- **Given request**: Your task is to quote the material that follows, in full and exactly.

- **Entries provided**:
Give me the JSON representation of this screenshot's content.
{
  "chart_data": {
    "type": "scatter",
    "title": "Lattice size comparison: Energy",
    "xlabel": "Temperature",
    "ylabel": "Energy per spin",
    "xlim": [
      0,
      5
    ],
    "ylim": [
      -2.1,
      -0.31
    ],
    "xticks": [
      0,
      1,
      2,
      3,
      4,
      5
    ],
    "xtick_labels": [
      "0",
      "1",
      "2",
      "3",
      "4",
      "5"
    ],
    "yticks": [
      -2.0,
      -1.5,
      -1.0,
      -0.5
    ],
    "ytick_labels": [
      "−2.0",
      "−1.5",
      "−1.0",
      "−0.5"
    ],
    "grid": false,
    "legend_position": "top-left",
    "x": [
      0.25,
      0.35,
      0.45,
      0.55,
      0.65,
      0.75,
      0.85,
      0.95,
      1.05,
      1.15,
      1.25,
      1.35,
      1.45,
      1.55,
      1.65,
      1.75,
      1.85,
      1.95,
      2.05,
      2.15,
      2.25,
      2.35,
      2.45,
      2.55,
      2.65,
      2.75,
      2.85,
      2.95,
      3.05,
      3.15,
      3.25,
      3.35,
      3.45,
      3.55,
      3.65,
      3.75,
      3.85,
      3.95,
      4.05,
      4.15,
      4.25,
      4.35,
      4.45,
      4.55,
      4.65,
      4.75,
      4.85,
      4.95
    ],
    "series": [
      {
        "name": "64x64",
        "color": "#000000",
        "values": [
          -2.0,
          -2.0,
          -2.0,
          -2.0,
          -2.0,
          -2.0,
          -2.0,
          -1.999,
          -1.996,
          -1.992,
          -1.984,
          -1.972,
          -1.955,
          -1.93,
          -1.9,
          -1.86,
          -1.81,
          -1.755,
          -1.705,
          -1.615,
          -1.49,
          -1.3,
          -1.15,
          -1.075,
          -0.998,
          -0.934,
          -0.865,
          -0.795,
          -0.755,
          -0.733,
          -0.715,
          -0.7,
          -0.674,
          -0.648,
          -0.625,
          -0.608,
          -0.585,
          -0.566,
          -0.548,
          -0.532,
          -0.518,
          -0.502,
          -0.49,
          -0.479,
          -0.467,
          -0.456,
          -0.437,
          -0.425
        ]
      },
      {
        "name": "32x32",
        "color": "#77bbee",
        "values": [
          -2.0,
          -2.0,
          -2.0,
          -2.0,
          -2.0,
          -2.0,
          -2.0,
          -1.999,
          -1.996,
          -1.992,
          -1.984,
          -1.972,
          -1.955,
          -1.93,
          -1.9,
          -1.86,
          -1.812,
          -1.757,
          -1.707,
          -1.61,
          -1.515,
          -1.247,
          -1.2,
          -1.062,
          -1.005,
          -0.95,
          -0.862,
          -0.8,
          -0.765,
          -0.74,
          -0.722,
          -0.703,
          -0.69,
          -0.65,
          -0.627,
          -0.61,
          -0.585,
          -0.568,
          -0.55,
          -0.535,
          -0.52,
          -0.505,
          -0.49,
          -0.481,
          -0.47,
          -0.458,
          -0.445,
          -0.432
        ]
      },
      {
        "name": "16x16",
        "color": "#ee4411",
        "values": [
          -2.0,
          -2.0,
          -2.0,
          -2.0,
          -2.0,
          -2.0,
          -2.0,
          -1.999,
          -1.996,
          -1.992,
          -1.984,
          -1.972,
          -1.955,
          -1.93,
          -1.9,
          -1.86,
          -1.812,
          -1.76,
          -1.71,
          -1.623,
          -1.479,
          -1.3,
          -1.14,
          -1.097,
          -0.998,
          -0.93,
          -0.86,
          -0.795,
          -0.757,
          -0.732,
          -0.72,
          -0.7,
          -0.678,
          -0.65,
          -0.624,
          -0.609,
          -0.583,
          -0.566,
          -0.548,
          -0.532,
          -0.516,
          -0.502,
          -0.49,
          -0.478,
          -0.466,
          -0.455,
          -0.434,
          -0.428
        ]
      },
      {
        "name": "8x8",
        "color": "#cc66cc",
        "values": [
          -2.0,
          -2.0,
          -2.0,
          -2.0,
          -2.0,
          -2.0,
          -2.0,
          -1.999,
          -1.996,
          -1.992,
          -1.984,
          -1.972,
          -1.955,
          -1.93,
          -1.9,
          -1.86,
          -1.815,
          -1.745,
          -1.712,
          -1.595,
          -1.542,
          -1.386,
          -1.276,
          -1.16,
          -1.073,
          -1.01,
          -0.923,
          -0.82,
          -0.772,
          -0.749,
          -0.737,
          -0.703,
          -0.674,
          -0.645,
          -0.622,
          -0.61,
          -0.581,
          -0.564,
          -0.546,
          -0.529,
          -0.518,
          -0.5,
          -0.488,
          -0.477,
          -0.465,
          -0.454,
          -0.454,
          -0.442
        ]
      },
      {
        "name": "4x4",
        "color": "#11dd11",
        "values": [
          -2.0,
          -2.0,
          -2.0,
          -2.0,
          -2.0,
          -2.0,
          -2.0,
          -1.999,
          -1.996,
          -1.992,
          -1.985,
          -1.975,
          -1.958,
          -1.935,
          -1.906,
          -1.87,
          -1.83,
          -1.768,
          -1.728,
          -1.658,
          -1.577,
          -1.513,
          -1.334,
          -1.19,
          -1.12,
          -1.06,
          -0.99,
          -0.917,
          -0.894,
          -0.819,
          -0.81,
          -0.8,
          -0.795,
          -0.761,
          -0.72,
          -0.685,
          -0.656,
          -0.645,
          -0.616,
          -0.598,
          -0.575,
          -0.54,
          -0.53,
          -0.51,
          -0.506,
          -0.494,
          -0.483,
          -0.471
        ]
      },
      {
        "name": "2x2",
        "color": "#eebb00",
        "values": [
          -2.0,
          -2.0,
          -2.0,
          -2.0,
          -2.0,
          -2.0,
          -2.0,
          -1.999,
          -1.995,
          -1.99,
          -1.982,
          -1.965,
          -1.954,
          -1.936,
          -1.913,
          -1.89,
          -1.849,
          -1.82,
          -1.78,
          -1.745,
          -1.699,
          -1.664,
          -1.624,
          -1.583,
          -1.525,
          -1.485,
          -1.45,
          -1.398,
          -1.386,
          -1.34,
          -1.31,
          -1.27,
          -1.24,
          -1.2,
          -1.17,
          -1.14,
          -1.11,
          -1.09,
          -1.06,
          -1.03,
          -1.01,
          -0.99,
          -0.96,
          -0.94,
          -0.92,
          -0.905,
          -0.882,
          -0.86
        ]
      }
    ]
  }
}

- **Correct response**:
Give me the JSON representation of this screenshot's content.
{
  "chart_data": {
    "type": "scatter",
    "title": "Lattice size comparison: Energy",
    "xlabel": "Temperature",
    "ylabel": "Energy per spin",
    "xlim": [
      0,
      5
    ],
    "ylim": [
      -2.1,
      -0.31
    ],
    "xticks": [
      0,
      1,
      2,
      3,
      4,
      5
    ],
    "xtick_labels": [
      "0",
      "1",
      "2",
      "3",
      "4",
      "5"
    ],
    "yticks": [
      -2.0,
      -1.5,
      -1.0,
      -0.5
    ],
    "ytick_labels": [
      "−2.0",
      "−1.5",
      "−1.0",
      "−0.5"
    ],
    "grid": false,
    "legend_position": "top-left",
    "x": [
      0.25,
      0.35,
      0.45,
      0.55,
      0.65,
      0.75,
      0.85,
      0.95,
      1.05,
      1.15,
      1.25,
      1.35,
      1.45,
      1.55,
      1.65,
      1.75,
      1.85,
      1.95,
      2.05,
      2.15,
      2.25,
      2.35,
      2.45,
      2.55,
      2.65,
      2.75,
      2.85,
      2.95,
      3.05,
      3.15,
      3.25,
      3.35,
      3.45,
      3.55,
      3.65,
      3.75,
      3.85,
      3.95,
      4.05,
      4.15,
      4.25,
      4.35,
      4.45,
      4.55,
      4.65,
      4.75,
      4.85,
      4.95
    ],
    "series": [
      {
        "name": "64x64",
        "color": "#000000",
        "values": [
          -2.0,
          -2.0,
          -2.0,
          -2.0,
          -2.0,
          -2.0,
          -2.0,
          -1.999,
          -1.996,
          -1.992,
          -1.984,
          -1.972,
          -1.955,
          -1.93,
          -1.9,
          -1.86,
          -1.81,
          -1.755,
          -1.705,
          -1.615,
          -1.49,
          -1.3,
          -1.15,
          -1.075,
          -0.998,
          -0.934,
          -0.865,
          -0.795,
          -0.755,
          -0.733,
          -0.715,
          -0.7,
          -0.674,
          -0.648,
          -0.625,
          -0.608,
          -0.585,
          -0.566,
          -0.548,
          -0.532,
          -0.518,
          -0.502,
          -0.49,
          -0.479,
          -0.467,
          -0.456,
          -0.437,
          -0.425
        ]
      },
      {
        "name": "32x32",
        "color": "#77bbee",
        "values": [
          -2.0,
          -2.0,
          -2.0,
          -2.0,
          -2.0,
          -2.0,
          -2.0,
          -1.999,
          -1.996,
          -1.992,
          -1.984,
          -1.972,
          -1.955,
          -1.93,
          -1.9,
          -1.86,
          -1.812,
          -1.757,
          -1.707,
          -1.61,
          -1.515,
          -1.247,
          -1.2,
          -1.062,
          -1.005,
          -0.95,
          -0.862,
          -0.8,
          -0.765,
          -0.74,
          -0.722,
          -0.703,
          -0.69,
          -0.65,
          -0.627,
          -0.61,
          -0.585,
          -0.568,
          -0.55,
          -0.535,
          -0.52,
          -0.505,
          -0.49,
          -0.481,
          -0.47,
          -0.458,
          -0.445,
          -0.432
        ]
      },
      {
        "name": "16x16",
        "color": "#ee4411",
        "values": [
          -2.0,
          -2.0,
          -2.0,
          -2.0,
          -2.0,
          -2.0,
          -2.0,
          -1.999,
          -1.996,
          -1.992,
          -1.984,
          -1.972,
          -1.955,
          -1.93,
          -1.9,
          -1.86,
          -1.812,
          -1.76,
          -1.71,
          -1.623,
          -1.479,
          -1.3,
          -1.14,
          -1.097,
          -0.998,
          -0.93,
          -0.86,
          -0.795,
          -0.757,
          -0.732,
          -0.72,
          -0.7,
          -0.678,
          -0.65,
          -0.624,
          -0.609,
          -0.583,
          -0.566,
          -0.548,
          -0.532,
          -0.516,
          -0.502,
          -0.49,
          -0.478,
          -0.466,
          -0.455,
          -0.434,
          -0.428
        ]
      },
      {
        "name": "8x8",
        "color": "#cc66cc",
        "values": [
          -2.0,
          -2.0,
          -2.0,
          -2.0,
          -2.0,
          -2.0,
          -2.0,
          -1.999,
          -1.996,
          -1.992,
          -1.984,
          -1.972,
          -1.955,
          -1.93,
          -1.9,
          -1.86,
          -1.815,
          -1.745,
          -1.712,
          -1.595,
          -1.542,
          -1.386,
          -1.276,
          -1.16,
          -1.073,
          -1.01,
          -0.923,
          -0.82,
          -0.772,
          -0.749,
          -0.737,
          -0.703,
          -0.674,
          -0.645,
          -0.622,
          -0.61,
          -0.581,
          -0.564,
          -0.546,
          -0.529,
          -0.518,
          -0.5,
          -0.488,
          -0.477,
          -0.465,
          -0.454,
          -0.454,
          -0.442
        ]
      },
      {
        "name": "4x4",
        "color": "#11dd11",
        "values": [
          -2.0,
          -2.0,
          -2.0,
          -2.0,
          -2.0,
          -2.0,
          -2.0,
          -1.999,
          -1.996,
          -1.992,
          -1.985,
          -1.975,
          -1.958,
          -1.935,
          -1.906,
          -1.87,
          -1.83,
          -1.768,
          -1.728,
          -1.658,
          -1.577,
          -1.513,
          -1.334,
          -1.19,
          -1.12,
          -1.06,
          -0.99,
          -0.917,
          -0.894,
          -0.819,
          -0.81,
          -0.8,
          -0.795,
          -0.761,
          -0.72,
          -0.685,
          -0.656,
          -0.645,
          -0.616,
          -0.598,
          -0.575,
          -0.54,
          -0.53,
          -0.51,
          -0.506,
          -0.494,
          -0.483,
          -0.471
        ]
      },
      {
        "name": "2x2",
        "color": "#eebb00",
        "values": [
          -2.0,
          -2.0,
          -2.0,
          -2.0,
          -2.0,
          -2.0,
          -2.0,
          -1.999,
          -1.995,
          -1.99,
          -1.982,
          -1.965,
          -1.954,
          -1.936,
          -1.913,
          -1.89,
          -1.849,
          -1.82,
          -1.78,
          -1.745,
          -1.699,
          -1.664,
          -1.624,
          -1.583,
          -1.525,
          -1.485,
          -1.45,
          -1.398,
          -1.386,
          -1.34,
          -1.31,
          -1.27,
          -1.24,
          -1.2,
          -1.17,
          -1.14,
          -1.11,
          -1.09,
          -1.06,
          -1.03,
          -1.01,
          -0.99,
          -0.96,
          -0.94,
          -0.92,
          -0.905,
          -0.882,
          -0.86
        ]
      }
    ]
  }
}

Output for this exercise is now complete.